◆ **Exercise requirements**
Scan the listing below and copy every line holding "vers".

--- start of Records supplied ---

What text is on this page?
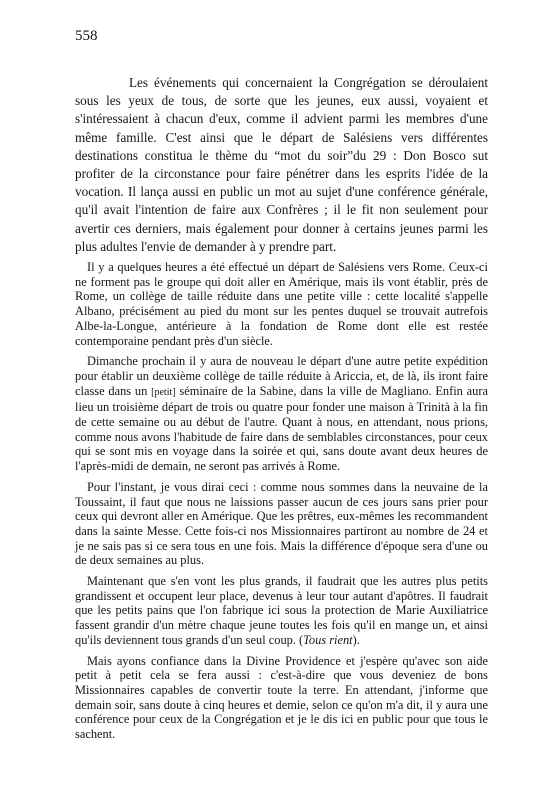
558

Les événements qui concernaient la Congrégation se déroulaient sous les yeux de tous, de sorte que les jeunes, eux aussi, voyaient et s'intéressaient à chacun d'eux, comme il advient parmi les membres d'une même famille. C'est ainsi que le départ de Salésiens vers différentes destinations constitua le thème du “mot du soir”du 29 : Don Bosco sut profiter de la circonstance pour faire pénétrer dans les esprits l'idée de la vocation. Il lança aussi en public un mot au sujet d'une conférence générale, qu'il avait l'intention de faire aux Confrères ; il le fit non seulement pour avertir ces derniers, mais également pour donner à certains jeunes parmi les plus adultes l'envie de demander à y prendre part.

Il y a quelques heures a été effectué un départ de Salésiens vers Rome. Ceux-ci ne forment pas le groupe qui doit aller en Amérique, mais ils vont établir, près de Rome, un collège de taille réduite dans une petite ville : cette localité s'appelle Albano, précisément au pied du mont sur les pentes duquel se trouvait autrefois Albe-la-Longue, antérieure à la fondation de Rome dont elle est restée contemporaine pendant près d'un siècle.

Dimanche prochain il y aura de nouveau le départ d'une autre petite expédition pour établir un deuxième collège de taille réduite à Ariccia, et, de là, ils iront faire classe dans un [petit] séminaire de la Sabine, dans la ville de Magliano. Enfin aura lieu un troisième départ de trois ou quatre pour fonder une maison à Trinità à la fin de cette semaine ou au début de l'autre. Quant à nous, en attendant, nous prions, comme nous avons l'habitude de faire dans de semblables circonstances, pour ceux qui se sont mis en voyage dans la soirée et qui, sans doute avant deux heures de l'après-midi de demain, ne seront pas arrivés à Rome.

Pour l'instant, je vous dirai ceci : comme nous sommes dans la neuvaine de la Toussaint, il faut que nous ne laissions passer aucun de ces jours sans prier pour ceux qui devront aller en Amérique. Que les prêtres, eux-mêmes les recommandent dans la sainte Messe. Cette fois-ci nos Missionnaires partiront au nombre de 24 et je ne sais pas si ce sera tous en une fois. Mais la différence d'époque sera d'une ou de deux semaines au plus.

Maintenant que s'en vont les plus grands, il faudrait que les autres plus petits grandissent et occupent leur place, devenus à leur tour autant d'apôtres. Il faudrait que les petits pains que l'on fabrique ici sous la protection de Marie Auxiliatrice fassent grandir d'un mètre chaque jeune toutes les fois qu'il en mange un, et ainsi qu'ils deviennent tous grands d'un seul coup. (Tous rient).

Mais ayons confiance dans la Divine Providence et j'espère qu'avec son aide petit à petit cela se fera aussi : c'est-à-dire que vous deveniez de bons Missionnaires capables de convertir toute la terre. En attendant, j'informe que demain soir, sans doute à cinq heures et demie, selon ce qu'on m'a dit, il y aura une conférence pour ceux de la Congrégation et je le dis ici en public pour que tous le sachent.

--- end of Records supplied ---
--- start of Records supplied ---

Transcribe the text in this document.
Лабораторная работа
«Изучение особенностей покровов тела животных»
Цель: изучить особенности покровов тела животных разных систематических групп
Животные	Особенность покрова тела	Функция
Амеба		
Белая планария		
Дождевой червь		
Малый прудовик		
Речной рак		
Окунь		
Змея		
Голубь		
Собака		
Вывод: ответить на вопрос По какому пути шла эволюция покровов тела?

--- end of Records supplied ---
--- start of Records supplied ---

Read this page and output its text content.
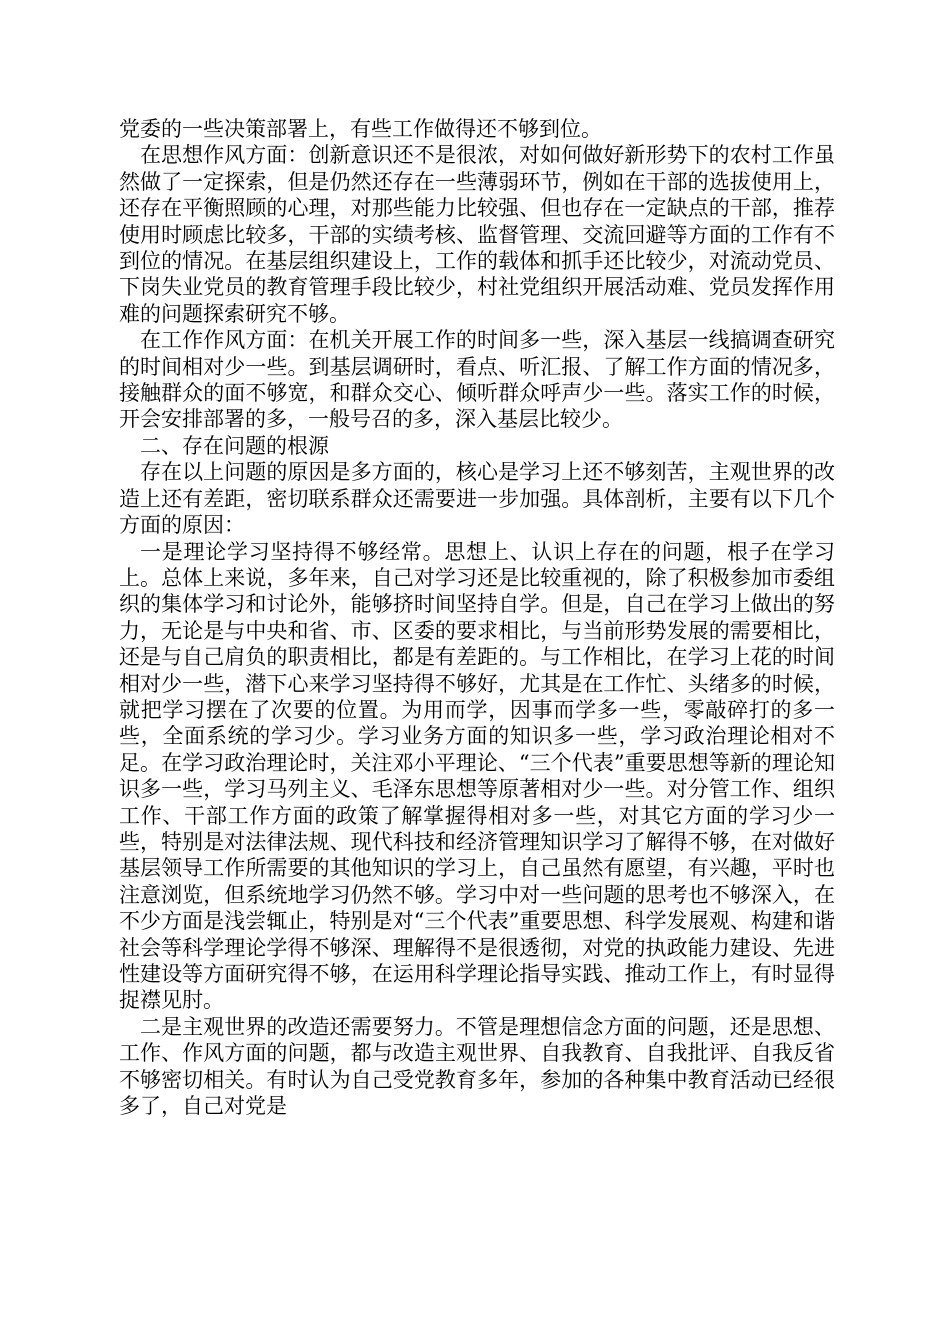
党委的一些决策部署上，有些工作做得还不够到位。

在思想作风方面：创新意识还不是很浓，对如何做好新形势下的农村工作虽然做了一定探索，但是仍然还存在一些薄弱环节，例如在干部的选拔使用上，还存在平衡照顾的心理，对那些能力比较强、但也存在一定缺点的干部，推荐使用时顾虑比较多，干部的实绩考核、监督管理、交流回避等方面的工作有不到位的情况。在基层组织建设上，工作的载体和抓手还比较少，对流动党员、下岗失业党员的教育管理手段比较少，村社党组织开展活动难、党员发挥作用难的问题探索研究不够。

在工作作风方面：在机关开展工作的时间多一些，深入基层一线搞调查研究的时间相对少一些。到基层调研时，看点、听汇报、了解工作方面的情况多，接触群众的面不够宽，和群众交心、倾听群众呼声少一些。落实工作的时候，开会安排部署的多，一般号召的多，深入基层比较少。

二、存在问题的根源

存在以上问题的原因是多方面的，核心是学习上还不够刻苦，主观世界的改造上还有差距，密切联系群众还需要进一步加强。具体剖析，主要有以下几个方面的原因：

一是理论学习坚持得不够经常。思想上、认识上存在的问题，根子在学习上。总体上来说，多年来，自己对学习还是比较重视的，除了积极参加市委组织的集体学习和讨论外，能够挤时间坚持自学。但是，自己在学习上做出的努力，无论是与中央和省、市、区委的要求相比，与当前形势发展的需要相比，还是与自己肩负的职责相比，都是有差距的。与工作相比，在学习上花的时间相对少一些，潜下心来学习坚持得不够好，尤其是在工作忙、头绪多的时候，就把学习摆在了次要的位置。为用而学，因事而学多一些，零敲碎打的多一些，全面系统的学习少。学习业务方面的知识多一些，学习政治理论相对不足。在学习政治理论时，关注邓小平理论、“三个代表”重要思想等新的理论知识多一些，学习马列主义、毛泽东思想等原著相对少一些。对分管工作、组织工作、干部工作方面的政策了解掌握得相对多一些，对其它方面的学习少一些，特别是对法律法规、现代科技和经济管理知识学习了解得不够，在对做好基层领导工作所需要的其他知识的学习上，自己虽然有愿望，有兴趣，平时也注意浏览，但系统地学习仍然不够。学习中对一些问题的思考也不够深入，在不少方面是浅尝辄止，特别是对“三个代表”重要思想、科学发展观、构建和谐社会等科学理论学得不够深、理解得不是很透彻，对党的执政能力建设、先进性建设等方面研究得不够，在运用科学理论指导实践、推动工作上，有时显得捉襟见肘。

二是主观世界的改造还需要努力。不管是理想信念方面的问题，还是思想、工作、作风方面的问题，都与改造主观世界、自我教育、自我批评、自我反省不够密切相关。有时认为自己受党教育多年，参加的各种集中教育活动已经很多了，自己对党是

--- end of Records supplied ---

◆ **Correct output**
Les événements qui concernaient la Congrégation se déroulaient sous les yeux de tous, de sorte que les jeunes, eux aussi, voyaient et s'intéressaient à chacun d'eux, comme il advient parmi les membres d'une même famille. C'est ainsi que le départ de Salésiens vers différentes destinations constitua le thème du “mot du soir”du 29 : Don Bosco sut profiter de la circonstance pour faire pénétrer dans les esprits l'idée de la vocation. Il lança aussi en public un mot au sujet d'une conférence générale, qu'il avait l'intention de faire aux Confrères ; il le fit non seulement pour avertir ces derniers, mais également pour donner à certains jeunes parmi les plus adultes l'envie de demander à y prendre part.
Il y a quelques heures a été effectué un départ de Salésiens vers Rome. Ceux-ci ne forment pas le groupe qui doit aller en Amérique, mais ils vont établir, près de Rome, un collège de taille réduite dans une petite ville : cette localité s'appelle Albano, précisément au pied du mont sur les pentes duquel se trouvait autrefois Albe-la-Longue, antérieure à la fondation de Rome dont elle est restée contemporaine pendant près d'un siècle.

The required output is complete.